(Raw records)
■ ■ ■
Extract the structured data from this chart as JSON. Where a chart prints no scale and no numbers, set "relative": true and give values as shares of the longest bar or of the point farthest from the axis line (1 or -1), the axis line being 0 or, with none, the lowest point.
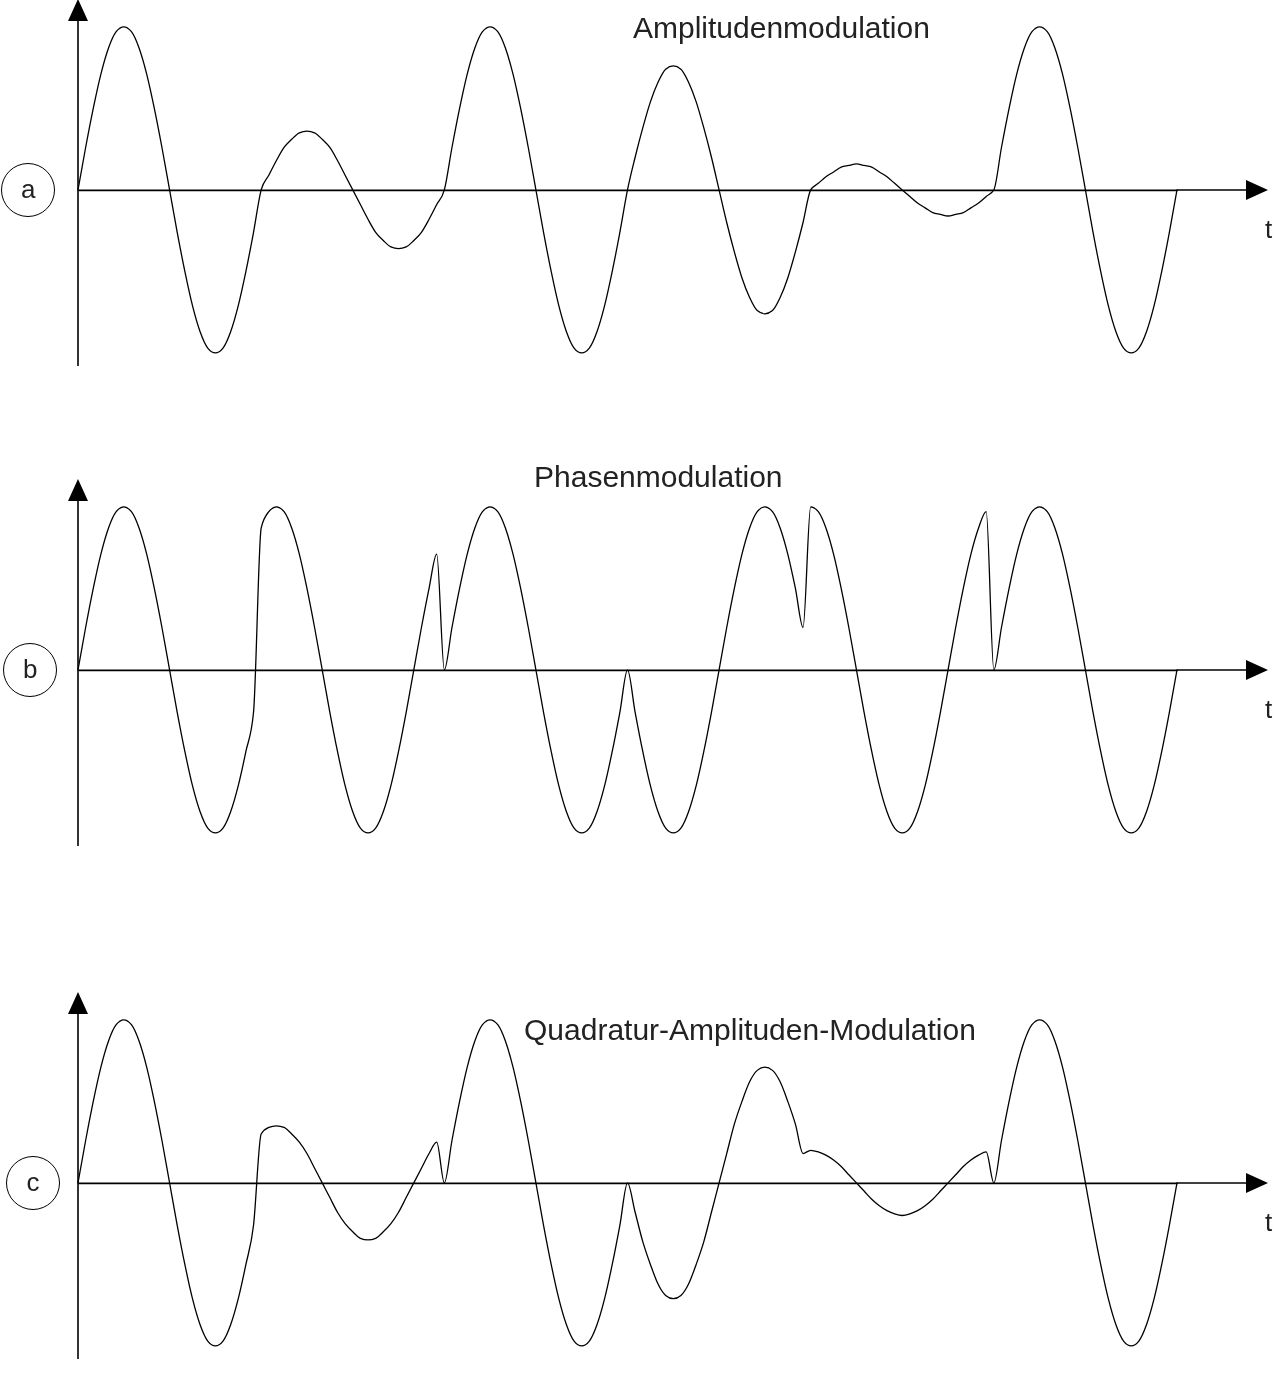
{
  "chart_data": [
    {
      "type": "line",
      "title": "Amplitudenmodulation",
      "ylabel": "a",
      "xlabel": "t",
      "relative": true,
      "categories": [
        null,
        null,
        null,
        null,
        null,
        null,
        null,
        null,
        null,
        null,
        null,
        null,
        null,
        null,
        null,
        null,
        null,
        null,
        null,
        null,
        null,
        null,
        null,
        null,
        null,
        null,
        null,
        null,
        null,
        null,
        null,
        null,
        null,
        null,
        null,
        null,
        null,
        null,
        null,
        null,
        null,
        null,
        null,
        null,
        null,
        null,
        null,
        null,
        null,
        null,
        null,
        null,
        null,
        null,
        null,
        null,
        null,
        null,
        null,
        null,
        null,
        null,
        null,
        null,
        null,
        null,
        null,
        null,
        null,
        null,
        null,
        null,
        null,
        null,
        null,
        null,
        null,
        null,
        null,
        null,
        null,
        null,
        null,
        null,
        null,
        null,
        null,
        null,
        null,
        null,
        null,
        null,
        null,
        null,
        null,
        null,
        null,
        null,
        null,
        null,
        null,
        null,
        null,
        null,
        null,
        null,
        null,
        null,
        null,
        null,
        null,
        null,
        null,
        null,
        null,
        null,
        null,
        null,
        null,
        null,
        null,
        null,
        null,
        null,
        null,
        null,
        null,
        null,
        null,
        null,
        null,
        null,
        null,
        null,
        null,
        null,
        null,
        null,
        null,
        null,
        null,
        null,
        null,
        null,
        null
      ],
      "series": [
        {
          "color": "#000000",
          "values": [
            0,
            0.26,
            0.5,
            0.71,
            0.87,
            0.97,
            1,
            0.97,
            0.87,
            0.71,
            0.5,
            0.26,
            0,
            -0.26,
            -0.5,
            -0.71,
            -0.87,
            -0.97,
            -1,
            -0.97,
            -0.87,
            -0.71,
            -0.5,
            -0.26,
            0,
            0.09,
            0.18,
            0.26,
            0.31,
            0.35,
            0.36,
            0.35,
            0.31,
            0.26,
            0.18,
            0.09,
            0,
            -0.09,
            -0.18,
            -0.26,
            -0.31,
            -0.35,
            -0.36,
            -0.35,
            -0.31,
            -0.26,
            -0.18,
            -0.09,
            0,
            0.26,
            0.5,
            0.71,
            0.87,
            0.97,
            1,
            0.97,
            0.87,
            0.71,
            0.5,
            0.26,
            0,
            -0.26,
            -0.5,
            -0.71,
            -0.87,
            -0.97,
            -1,
            -0.97,
            -0.87,
            -0.71,
            -0.5,
            -0.26,
            0,
            0.2,
            0.38,
            0.54,
            0.66,
            0.74,
            0.76,
            0.74,
            0.66,
            0.54,
            0.38,
            0.2,
            0,
            -0.2,
            -0.38,
            -0.54,
            -0.66,
            -0.74,
            -0.76,
            -0.74,
            -0.66,
            -0.54,
            -0.38,
            -0.2,
            0,
            0.04,
            0.08,
            0.11,
            0.14,
            0.15,
            0.16,
            0.15,
            0.14,
            0.11,
            0.08,
            0.04,
            0,
            -0.04,
            -0.08,
            -0.11,
            -0.14,
            -0.15,
            -0.16,
            -0.15,
            -0.14,
            -0.11,
            -0.08,
            -0.04,
            0,
            0.26,
            0.5,
            0.71,
            0.87,
            0.97,
            1,
            0.97,
            0.87,
            0.71,
            0.5,
            0.26,
            0,
            -0.26,
            -0.5,
            -0.71,
            -0.87,
            -0.97,
            -1,
            -0.97,
            -0.87,
            -0.71,
            -0.5,
            -0.26,
            0
          ]
        }
      ]
    },
    {
      "type": "line",
      "title": "Phasenmodulation",
      "ylabel": "b",
      "xlabel": "t",
      "relative": true,
      "categories": [
        null,
        null,
        null,
        null,
        null,
        null,
        null,
        null,
        null,
        null,
        null,
        null,
        null,
        null,
        null,
        null,
        null,
        null,
        null,
        null,
        null,
        null,
        null,
        null,
        null,
        null,
        null,
        null,
        null,
        null,
        null,
        null,
        null,
        null,
        null,
        null,
        null,
        null,
        null,
        null,
        null,
        null,
        null,
        null,
        null,
        null,
        null,
        null,
        null,
        null,
        null,
        null,
        null,
        null,
        null,
        null,
        null,
        null,
        null,
        null,
        null,
        null,
        null,
        null,
        null,
        null,
        null,
        null,
        null,
        null,
        null,
        null,
        null,
        null,
        null,
        null,
        null,
        null,
        null,
        null,
        null,
        null,
        null,
        null,
        null,
        null,
        null,
        null,
        null,
        null,
        null,
        null,
        null,
        null,
        null,
        null,
        null,
        null,
        null,
        null,
        null,
        null,
        null,
        null,
        null,
        null,
        null,
        null,
        null,
        null,
        null,
        null,
        null,
        null,
        null,
        null,
        null,
        null,
        null,
        null,
        null,
        null,
        null,
        null,
        null,
        null,
        null,
        null,
        null,
        null,
        null,
        null,
        null,
        null,
        null,
        null,
        null,
        null,
        null,
        null,
        null,
        null,
        null,
        null,
        null
      ],
      "series": [
        {
          "color": "#000000",
          "values": [
            0,
            0.26,
            0.5,
            0.71,
            0.87,
            0.97,
            1,
            0.97,
            0.87,
            0.71,
            0.5,
            0.26,
            0,
            -0.26,
            -0.5,
            -0.71,
            -0.87,
            -0.97,
            -1,
            -0.97,
            -0.87,
            -0.71,
            -0.5,
            -0.26,
            0.87,
            0.97,
            1,
            0.97,
            0.87,
            0.71,
            0.5,
            0.26,
            0,
            -0.26,
            -0.5,
            -0.71,
            -0.87,
            -0.97,
            -1,
            -0.97,
            -0.87,
            -0.71,
            -0.5,
            -0.26,
            0,
            0.26,
            0.5,
            0.71,
            0,
            0.26,
            0.5,
            0.71,
            0.87,
            0.97,
            1,
            0.97,
            0.87,
            0.71,
            0.5,
            0.26,
            0,
            -0.26,
            -0.5,
            -0.71,
            -0.87,
            -0.97,
            -1,
            -0.97,
            -0.87,
            -0.71,
            -0.5,
            -0.26,
            0,
            -0.26,
            -0.5,
            -0.71,
            -0.87,
            -0.97,
            -1,
            -0.97,
            -0.87,
            -0.71,
            -0.5,
            -0.26,
            0,
            0.26,
            0.5,
            0.71,
            0.87,
            0.97,
            1,
            0.97,
            0.87,
            0.71,
            0.5,
            0.26,
            1,
            0.97,
            0.87,
            0.71,
            0.5,
            0.26,
            0,
            -0.26,
            -0.5,
            -0.71,
            -0.87,
            -0.97,
            -1,
            -0.97,
            -0.87,
            -0.71,
            -0.5,
            -0.26,
            0,
            0.26,
            0.5,
            0.71,
            0.87,
            0.97,
            0,
            0.26,
            0.5,
            0.71,
            0.87,
            0.97,
            1,
            0.97,
            0.87,
            0.71,
            0.5,
            0.26,
            0,
            -0.26,
            -0.5,
            -0.71,
            -0.87,
            -0.97,
            -1,
            -0.97,
            -0.87,
            -0.71,
            -0.5,
            -0.26,
            0
          ]
        }
      ]
    },
    {
      "type": "line",
      "title": "Quadratur-Amplituden-Modulation",
      "ylabel": "c",
      "xlabel": "t",
      "relative": true,
      "categories": [
        null,
        null,
        null,
        null,
        null,
        null,
        null,
        null,
        null,
        null,
        null,
        null,
        null,
        null,
        null,
        null,
        null,
        null,
        null,
        null,
        null,
        null,
        null,
        null,
        null,
        null,
        null,
        null,
        null,
        null,
        null,
        null,
        null,
        null,
        null,
        null,
        null,
        null,
        null,
        null,
        null,
        null,
        null,
        null,
        null,
        null,
        null,
        null,
        null,
        null,
        null,
        null,
        null,
        null,
        null,
        null,
        null,
        null,
        null,
        null,
        null,
        null,
        null,
        null,
        null,
        null,
        null,
        null,
        null,
        null,
        null,
        null,
        null,
        null,
        null,
        null,
        null,
        null,
        null,
        null,
        null,
        null,
        null,
        null,
        null,
        null,
        null,
        null,
        null,
        null,
        null,
        null,
        null,
        null,
        null,
        null,
        null,
        null,
        null,
        null,
        null,
        null,
        null,
        null,
        null,
        null,
        null,
        null,
        null,
        null,
        null,
        null,
        null,
        null,
        null,
        null,
        null,
        null,
        null,
        null,
        null,
        null,
        null,
        null,
        null,
        null,
        null,
        null,
        null,
        null,
        null,
        null,
        null,
        null,
        null,
        null,
        null,
        null,
        null,
        null,
        null,
        null,
        null,
        null,
        null
      ],
      "series": [
        {
          "color": "#000000",
          "values": [
            0,
            0.26,
            0.5,
            0.71,
            0.87,
            0.97,
            1,
            0.97,
            0.87,
            0.71,
            0.5,
            0.26,
            0,
            -0.26,
            -0.5,
            -0.71,
            -0.87,
            -0.97,
            -1,
            -0.97,
            -0.87,
            -0.71,
            -0.5,
            -0.26,
            0.3,
            0.34,
            0.35,
            0.34,
            0.3,
            0.25,
            0.18,
            0.09,
            0,
            -0.09,
            -0.18,
            -0.25,
            -0.3,
            -0.34,
            -0.35,
            -0.34,
            -0.3,
            -0.25,
            -0.18,
            -0.09,
            0,
            0.09,
            0.18,
            0.25,
            0,
            0.26,
            0.5,
            0.71,
            0.87,
            0.97,
            1,
            0.97,
            0.87,
            0.71,
            0.5,
            0.26,
            0,
            -0.26,
            -0.5,
            -0.71,
            -0.87,
            -0.97,
            -1,
            -0.97,
            -0.87,
            -0.71,
            -0.5,
            -0.26,
            0,
            -0.18,
            -0.36,
            -0.5,
            -0.62,
            -0.69,
            -0.71,
            -0.69,
            -0.62,
            -0.5,
            -0.36,
            -0.18,
            0,
            0.18,
            0.36,
            0.5,
            0.62,
            0.69,
            0.71,
            0.69,
            0.62,
            0.5,
            0.36,
            0.18,
            0.2,
            0.19,
            0.17,
            0.14,
            0.1,
            0.05,
            0,
            -0.05,
            -0.1,
            -0.14,
            -0.17,
            -0.19,
            -0.2,
            -0.19,
            -0.17,
            -0.14,
            -0.1,
            -0.05,
            0,
            0.05,
            0.1,
            0.14,
            0.17,
            0.19,
            0,
            0.26,
            0.5,
            0.71,
            0.87,
            0.97,
            1,
            0.97,
            0.87,
            0.71,
            0.5,
            0.26,
            0,
            -0.26,
            -0.5,
            -0.71,
            -0.87,
            -0.97,
            -1,
            -0.97,
            -0.87,
            -0.71,
            -0.5,
            -0.26,
            0
          ]
        }
      ]
    }
  ]
}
■ ■ ■
◆ Task directions: Copy each line of the records containing the string "title".

◆ Solution:
      "title": "Amplitudenmodulation",
      "title": "Phasenmodulation",
      "title": "Quadratur-Amplituden-Modulation",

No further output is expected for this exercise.